SHORT TASK = What is the number of lines in the data that hold the string "Curtis"? Reply with that number only.

SOURCE MATERIAL =

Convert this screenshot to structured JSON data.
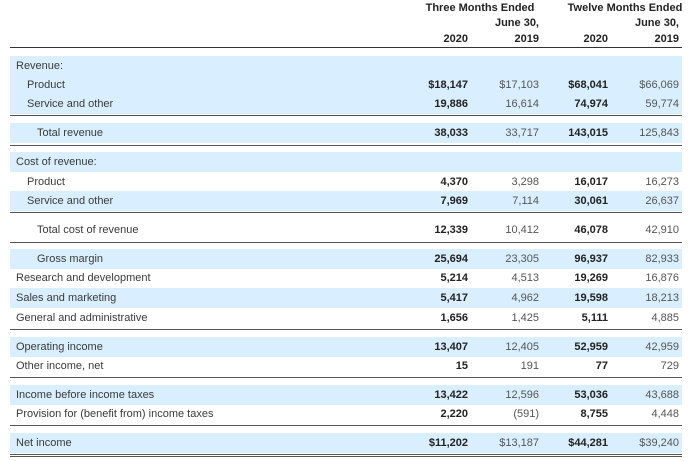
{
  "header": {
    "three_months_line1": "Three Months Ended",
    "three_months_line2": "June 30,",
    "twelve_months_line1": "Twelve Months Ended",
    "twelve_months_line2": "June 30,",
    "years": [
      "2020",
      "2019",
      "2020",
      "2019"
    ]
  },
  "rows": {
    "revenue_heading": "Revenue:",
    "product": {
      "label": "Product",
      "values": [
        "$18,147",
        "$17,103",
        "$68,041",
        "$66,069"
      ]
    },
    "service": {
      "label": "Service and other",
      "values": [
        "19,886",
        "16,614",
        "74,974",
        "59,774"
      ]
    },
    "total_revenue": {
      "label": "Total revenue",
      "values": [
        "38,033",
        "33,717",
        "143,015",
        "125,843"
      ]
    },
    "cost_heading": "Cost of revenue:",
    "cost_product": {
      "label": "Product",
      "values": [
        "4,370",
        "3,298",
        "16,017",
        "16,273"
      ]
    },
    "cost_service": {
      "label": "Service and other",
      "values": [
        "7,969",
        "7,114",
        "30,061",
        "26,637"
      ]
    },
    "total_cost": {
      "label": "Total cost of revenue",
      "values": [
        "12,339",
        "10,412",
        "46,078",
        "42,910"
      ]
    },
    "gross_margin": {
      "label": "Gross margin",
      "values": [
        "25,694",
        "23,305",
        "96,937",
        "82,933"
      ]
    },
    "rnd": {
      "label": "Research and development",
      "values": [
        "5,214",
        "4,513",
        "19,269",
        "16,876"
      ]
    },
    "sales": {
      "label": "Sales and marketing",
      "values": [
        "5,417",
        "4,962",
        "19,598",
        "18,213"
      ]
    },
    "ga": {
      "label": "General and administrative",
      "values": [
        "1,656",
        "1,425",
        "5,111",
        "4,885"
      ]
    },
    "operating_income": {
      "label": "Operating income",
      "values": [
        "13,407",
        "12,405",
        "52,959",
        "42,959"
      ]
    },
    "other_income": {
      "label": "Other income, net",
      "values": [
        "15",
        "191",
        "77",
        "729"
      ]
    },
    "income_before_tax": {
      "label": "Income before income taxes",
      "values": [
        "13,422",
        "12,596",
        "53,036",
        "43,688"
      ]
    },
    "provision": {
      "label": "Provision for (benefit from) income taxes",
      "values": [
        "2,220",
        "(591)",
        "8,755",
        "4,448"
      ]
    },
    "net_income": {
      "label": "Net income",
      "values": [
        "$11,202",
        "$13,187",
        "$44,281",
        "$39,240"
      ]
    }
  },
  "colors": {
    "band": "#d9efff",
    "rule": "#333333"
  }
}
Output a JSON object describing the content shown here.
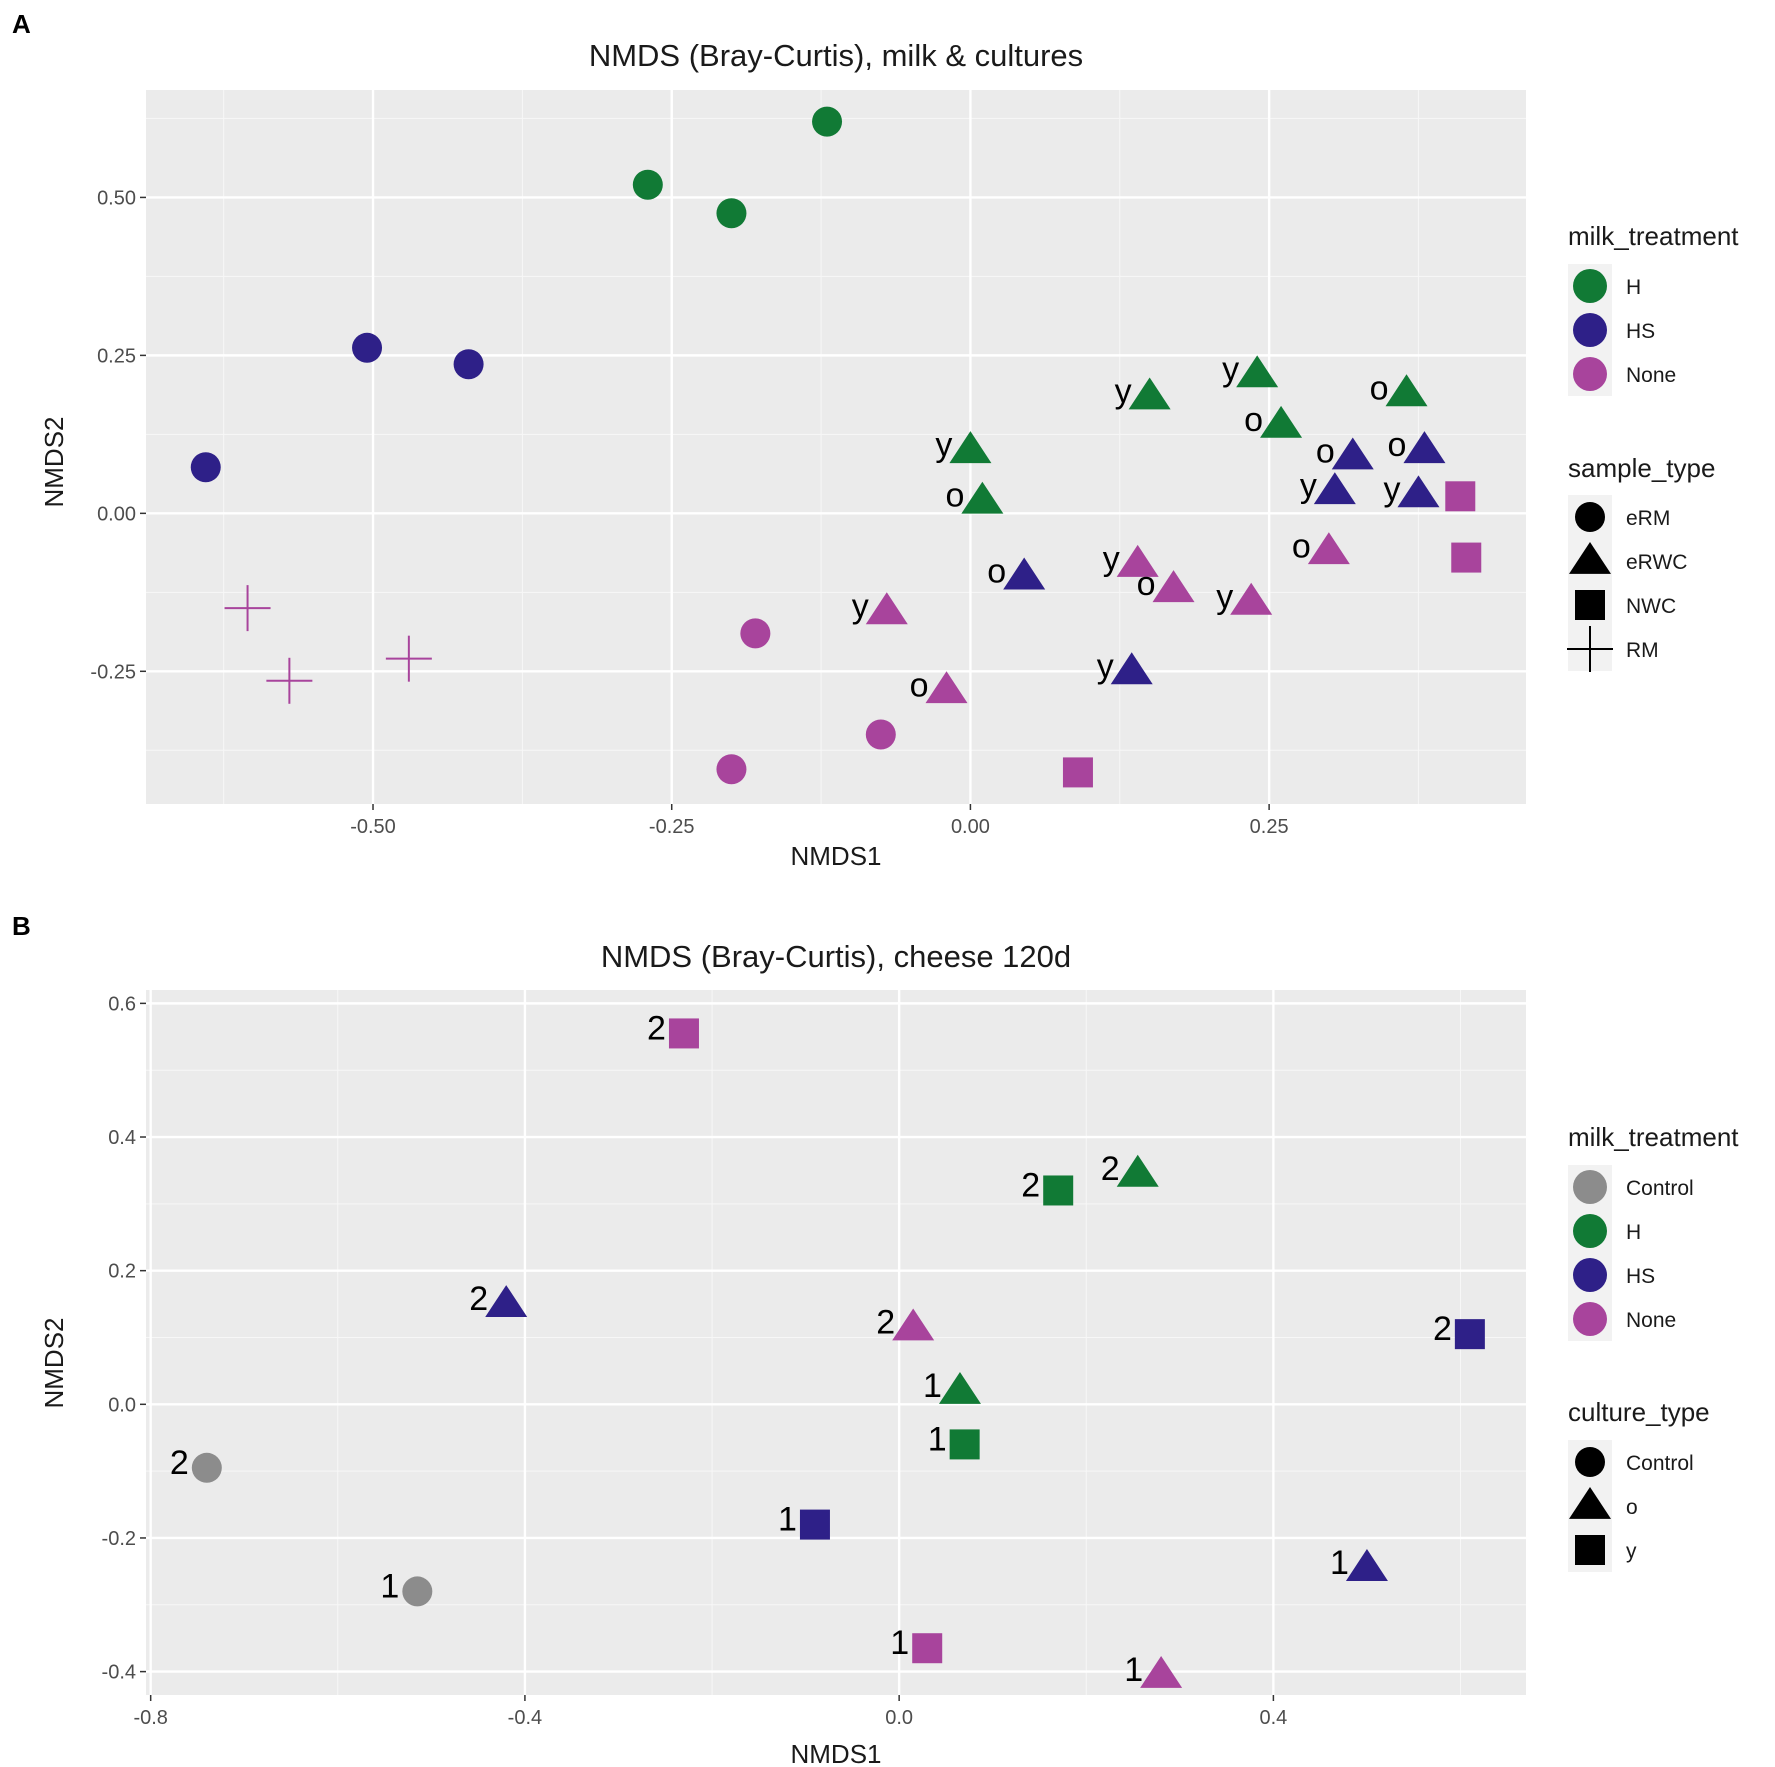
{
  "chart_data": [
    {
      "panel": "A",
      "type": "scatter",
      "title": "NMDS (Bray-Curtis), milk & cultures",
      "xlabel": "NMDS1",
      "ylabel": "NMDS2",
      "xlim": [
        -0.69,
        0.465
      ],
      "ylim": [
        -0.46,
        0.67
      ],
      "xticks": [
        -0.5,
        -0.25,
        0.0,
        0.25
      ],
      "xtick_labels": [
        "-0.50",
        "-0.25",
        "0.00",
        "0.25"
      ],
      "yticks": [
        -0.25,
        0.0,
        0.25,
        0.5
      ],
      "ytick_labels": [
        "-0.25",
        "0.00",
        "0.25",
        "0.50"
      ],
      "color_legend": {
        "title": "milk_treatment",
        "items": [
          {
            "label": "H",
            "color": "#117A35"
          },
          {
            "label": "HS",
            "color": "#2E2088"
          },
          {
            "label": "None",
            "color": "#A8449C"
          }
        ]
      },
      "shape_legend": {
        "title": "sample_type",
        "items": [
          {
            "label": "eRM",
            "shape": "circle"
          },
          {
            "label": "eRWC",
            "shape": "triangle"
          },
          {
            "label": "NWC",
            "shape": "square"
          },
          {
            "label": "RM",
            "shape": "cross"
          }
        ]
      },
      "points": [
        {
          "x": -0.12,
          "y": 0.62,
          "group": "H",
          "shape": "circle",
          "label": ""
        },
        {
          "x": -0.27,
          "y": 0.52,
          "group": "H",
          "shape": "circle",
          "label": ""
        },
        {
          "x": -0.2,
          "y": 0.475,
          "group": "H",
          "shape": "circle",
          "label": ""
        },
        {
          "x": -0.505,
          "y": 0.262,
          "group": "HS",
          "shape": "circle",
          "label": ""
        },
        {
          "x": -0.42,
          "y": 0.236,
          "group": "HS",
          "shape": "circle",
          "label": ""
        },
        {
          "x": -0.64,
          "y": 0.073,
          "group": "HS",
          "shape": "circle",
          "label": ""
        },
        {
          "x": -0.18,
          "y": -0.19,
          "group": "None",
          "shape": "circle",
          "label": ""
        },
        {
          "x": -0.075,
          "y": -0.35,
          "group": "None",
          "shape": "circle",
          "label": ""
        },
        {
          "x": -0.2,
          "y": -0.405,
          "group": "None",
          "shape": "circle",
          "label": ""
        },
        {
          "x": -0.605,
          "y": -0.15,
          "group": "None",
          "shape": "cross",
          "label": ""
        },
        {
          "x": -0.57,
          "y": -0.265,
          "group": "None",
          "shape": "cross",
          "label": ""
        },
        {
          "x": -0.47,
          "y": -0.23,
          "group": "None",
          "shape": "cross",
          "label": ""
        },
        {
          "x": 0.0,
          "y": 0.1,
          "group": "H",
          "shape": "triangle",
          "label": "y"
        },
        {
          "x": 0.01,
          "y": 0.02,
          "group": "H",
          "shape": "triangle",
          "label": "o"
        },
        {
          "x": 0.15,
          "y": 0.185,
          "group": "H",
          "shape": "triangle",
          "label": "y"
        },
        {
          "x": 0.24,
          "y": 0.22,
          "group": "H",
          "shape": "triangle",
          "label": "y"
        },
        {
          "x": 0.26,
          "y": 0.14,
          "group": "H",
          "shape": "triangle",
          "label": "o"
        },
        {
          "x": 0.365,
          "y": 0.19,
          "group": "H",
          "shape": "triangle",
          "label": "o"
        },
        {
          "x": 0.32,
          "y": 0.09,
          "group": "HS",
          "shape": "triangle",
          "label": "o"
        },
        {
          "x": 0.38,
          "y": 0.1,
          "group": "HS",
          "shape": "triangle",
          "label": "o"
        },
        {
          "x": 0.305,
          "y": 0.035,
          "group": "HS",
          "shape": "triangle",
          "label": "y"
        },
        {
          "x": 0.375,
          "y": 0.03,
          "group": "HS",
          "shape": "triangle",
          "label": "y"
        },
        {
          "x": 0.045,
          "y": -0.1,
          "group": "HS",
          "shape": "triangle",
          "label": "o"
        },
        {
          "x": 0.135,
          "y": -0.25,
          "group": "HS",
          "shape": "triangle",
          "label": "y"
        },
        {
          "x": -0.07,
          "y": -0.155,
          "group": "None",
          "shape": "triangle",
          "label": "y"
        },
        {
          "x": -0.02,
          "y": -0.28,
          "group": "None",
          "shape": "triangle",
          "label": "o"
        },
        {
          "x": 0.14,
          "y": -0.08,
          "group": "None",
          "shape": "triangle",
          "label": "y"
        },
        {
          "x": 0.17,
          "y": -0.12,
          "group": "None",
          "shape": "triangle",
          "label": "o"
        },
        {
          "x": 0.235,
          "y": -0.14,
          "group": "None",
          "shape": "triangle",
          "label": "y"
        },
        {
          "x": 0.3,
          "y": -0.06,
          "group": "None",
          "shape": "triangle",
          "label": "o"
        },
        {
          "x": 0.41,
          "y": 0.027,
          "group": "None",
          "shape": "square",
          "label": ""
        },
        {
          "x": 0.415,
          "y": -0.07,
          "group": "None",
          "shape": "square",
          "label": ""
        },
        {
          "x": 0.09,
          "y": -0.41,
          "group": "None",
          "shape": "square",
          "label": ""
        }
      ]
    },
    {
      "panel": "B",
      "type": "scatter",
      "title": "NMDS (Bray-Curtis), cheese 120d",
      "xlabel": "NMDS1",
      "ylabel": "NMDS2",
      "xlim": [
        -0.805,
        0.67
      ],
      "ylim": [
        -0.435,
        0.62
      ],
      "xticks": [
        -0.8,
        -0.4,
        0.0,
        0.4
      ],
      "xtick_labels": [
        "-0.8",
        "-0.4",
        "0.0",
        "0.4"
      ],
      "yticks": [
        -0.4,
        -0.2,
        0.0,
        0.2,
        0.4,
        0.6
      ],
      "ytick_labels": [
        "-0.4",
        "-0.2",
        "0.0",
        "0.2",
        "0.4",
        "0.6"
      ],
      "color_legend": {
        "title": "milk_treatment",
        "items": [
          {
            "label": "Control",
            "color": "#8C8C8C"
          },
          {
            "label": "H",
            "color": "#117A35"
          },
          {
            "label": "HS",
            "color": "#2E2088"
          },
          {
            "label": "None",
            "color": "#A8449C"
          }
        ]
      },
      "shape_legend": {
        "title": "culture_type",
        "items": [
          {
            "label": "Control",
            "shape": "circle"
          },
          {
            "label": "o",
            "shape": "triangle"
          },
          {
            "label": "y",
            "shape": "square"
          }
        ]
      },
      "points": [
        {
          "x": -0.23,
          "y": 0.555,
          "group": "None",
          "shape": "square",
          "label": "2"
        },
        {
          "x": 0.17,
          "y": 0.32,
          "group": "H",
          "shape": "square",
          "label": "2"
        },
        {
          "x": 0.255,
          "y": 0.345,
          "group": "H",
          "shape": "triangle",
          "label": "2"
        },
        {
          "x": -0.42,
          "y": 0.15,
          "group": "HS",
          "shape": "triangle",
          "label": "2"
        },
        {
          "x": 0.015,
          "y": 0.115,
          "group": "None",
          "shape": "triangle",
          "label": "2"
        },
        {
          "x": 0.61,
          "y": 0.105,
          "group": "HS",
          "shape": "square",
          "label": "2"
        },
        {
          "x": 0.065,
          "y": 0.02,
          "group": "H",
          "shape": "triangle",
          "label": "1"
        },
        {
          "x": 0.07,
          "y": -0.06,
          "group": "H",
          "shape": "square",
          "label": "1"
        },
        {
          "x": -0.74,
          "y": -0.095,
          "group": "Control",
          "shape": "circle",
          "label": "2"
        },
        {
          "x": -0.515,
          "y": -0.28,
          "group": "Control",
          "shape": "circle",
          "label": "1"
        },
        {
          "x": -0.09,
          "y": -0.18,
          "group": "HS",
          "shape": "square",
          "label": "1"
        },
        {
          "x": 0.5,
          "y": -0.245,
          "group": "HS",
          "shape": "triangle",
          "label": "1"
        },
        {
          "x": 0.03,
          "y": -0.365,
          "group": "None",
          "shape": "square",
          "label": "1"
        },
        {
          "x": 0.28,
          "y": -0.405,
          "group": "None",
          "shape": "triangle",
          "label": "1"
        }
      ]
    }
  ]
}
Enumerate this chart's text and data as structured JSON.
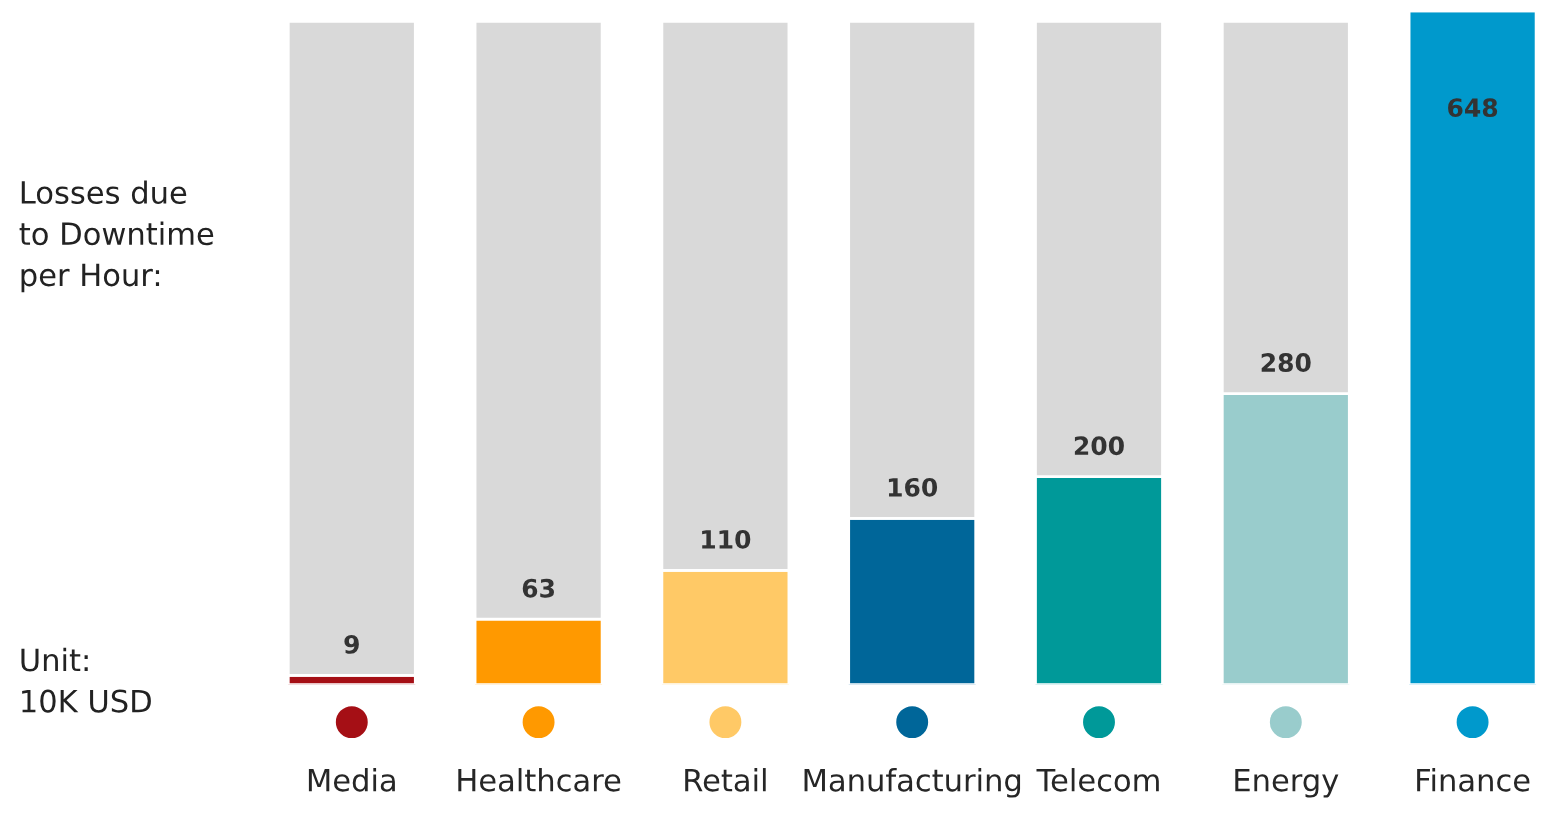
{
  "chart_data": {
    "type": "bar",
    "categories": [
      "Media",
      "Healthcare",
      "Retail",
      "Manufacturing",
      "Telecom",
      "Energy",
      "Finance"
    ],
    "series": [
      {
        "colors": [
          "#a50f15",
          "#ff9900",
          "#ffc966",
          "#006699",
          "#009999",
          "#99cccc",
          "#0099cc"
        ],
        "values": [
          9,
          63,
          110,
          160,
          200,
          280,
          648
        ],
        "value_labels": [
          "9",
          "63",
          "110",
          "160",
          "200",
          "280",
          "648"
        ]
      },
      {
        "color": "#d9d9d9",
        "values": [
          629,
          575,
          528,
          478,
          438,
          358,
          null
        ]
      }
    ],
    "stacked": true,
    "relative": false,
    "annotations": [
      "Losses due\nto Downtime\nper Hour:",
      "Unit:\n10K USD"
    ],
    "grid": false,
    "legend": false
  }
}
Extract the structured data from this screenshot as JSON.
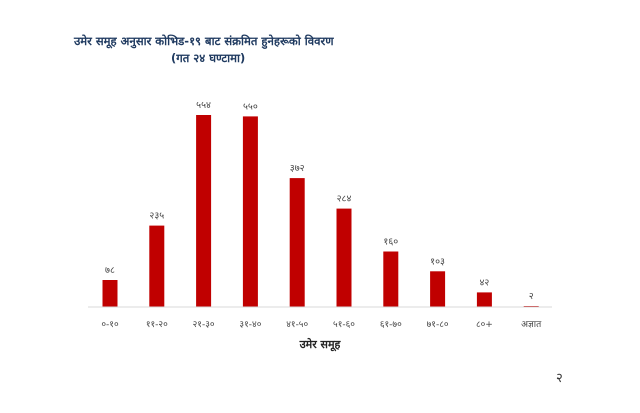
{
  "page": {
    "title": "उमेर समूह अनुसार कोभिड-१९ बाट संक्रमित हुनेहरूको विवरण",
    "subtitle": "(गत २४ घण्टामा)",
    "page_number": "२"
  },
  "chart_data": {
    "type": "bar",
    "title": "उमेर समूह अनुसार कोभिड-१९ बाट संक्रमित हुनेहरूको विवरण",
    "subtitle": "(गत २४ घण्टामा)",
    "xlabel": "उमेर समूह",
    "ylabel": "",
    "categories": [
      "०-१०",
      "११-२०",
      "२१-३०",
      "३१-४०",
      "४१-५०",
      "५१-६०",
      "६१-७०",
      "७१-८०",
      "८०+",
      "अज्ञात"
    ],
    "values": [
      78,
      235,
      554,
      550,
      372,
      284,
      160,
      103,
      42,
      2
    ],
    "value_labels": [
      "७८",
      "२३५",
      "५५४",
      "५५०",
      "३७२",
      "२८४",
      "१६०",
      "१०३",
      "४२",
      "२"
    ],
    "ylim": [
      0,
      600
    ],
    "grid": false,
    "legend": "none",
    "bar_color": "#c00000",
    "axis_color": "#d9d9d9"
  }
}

FULL OUTPUT = 2